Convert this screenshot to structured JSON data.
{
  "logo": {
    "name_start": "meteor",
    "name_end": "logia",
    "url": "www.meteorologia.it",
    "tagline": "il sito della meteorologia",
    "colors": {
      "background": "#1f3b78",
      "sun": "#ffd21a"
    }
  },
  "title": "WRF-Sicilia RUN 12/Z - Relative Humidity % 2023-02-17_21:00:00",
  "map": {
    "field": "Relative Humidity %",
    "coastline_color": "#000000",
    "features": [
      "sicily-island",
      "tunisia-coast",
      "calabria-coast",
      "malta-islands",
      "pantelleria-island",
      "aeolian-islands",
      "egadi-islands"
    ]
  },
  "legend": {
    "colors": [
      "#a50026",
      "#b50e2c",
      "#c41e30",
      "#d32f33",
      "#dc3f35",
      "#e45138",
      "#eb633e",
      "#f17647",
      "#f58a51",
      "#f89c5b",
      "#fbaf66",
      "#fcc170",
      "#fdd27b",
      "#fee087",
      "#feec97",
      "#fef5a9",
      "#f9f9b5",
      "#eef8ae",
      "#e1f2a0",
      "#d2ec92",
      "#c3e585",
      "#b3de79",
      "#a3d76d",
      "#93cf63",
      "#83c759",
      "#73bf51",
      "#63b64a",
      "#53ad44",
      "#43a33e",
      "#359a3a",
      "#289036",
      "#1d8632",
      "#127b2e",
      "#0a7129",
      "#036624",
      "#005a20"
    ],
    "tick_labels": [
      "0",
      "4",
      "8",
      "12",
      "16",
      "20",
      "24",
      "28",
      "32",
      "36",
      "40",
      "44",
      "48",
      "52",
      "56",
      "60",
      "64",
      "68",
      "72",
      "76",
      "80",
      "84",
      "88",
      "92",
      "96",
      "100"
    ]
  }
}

▶ [PROBLEM DESCRIPTION]
Write only the number of lines that include "Humidity".

▶ [RESULT FOR THIS EXERCISE]
2